→ **TEXT EXTRACT**:
-- BEGIN --

Vexed – Negative Energy


Vexed released one of the best debut albums of recent years in 2021. Culling Culture carved out its own niche in the borderlands of deathcore and progressive metal and received unanimous praise in the press, including a positive appraisal from Scream Blast Repeat. We remarked that ‘the world has enough deathcore bands and groove metallers bow-wowing us with their eight-string guitar hooks and grinding bottom-end dynamics, but Vexed stand head and shoulders above the hordes like new conquerors surveying the potential of a new sea route.’ Now, they return with the difficult second album, and they’re even more vitriolic. Negative Energy is an apt description for the mood of this record. A dark blanket of grief clouds the music and will engulf you in its despairing embrace if you’re not careful.

-- END --

→ **REQUIRED ACTIONS**:
1) Quote the stretch of the Vexed review from "Vexed released one" through "you’re not careful.".
2) According to the Vexed review, in what year did the band release its debut album, Culling Culture?
The listing after this review is not needed.

[Records from a data collection]
-- BEGIN --

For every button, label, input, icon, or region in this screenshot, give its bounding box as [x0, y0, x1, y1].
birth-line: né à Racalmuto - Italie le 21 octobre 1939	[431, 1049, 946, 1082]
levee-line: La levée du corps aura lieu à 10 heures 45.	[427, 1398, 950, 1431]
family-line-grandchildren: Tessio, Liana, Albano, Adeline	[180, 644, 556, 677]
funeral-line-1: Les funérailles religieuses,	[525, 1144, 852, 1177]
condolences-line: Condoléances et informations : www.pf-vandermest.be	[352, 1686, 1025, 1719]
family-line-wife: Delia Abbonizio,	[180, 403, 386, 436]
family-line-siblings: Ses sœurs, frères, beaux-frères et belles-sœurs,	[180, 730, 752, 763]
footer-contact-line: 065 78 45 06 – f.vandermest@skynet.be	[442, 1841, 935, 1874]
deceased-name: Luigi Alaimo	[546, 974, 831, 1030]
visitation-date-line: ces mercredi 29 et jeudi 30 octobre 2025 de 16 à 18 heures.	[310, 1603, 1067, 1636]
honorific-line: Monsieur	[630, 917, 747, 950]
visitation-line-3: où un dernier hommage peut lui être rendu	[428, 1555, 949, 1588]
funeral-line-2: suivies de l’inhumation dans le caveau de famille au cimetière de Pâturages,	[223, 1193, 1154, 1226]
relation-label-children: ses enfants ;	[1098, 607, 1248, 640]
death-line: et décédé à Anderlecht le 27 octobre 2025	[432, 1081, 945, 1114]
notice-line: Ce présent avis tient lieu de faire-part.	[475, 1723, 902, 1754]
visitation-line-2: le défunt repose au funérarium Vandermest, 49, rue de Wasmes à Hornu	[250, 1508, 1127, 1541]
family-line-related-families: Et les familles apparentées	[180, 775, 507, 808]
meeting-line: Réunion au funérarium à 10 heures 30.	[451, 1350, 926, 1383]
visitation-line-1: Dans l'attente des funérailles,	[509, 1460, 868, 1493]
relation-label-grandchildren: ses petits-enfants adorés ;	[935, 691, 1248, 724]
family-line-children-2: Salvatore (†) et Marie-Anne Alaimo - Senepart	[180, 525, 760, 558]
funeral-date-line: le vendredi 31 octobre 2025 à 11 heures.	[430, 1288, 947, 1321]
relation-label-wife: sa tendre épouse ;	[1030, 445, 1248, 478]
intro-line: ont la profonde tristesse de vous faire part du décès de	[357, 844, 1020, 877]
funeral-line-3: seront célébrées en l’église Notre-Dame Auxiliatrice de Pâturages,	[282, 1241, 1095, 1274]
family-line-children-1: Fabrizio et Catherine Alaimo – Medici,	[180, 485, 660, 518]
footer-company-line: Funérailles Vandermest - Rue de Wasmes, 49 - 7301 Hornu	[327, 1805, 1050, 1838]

-- END --

→ **TASK SOLUTIONS**:
1)
Vexed released one of the best debut albums of recent years in 2021. Culling Culture carved out its own niche in the borderlands of deathcore and progressive metal and received unanimous praise in the press, including a positive appraisal from Scream Blast Repeat. We remarked that ‘the world has enough deathcore bands and groove metallers bow-wowing us with their eight-string guitar hooks and grinding bottom-end dynamics, but Vexed stand head and shoulders above the hordes like new conquerors surveying the potential of a new sea route.’ Now, they return with the difficult second album, and they’re even more vitriolic. Negative Energy is an apt description for the mood of this record. A dark blanket of grief clouds the music and will engulf you in its despairing embrace if you’re not careful.

2) In 2021.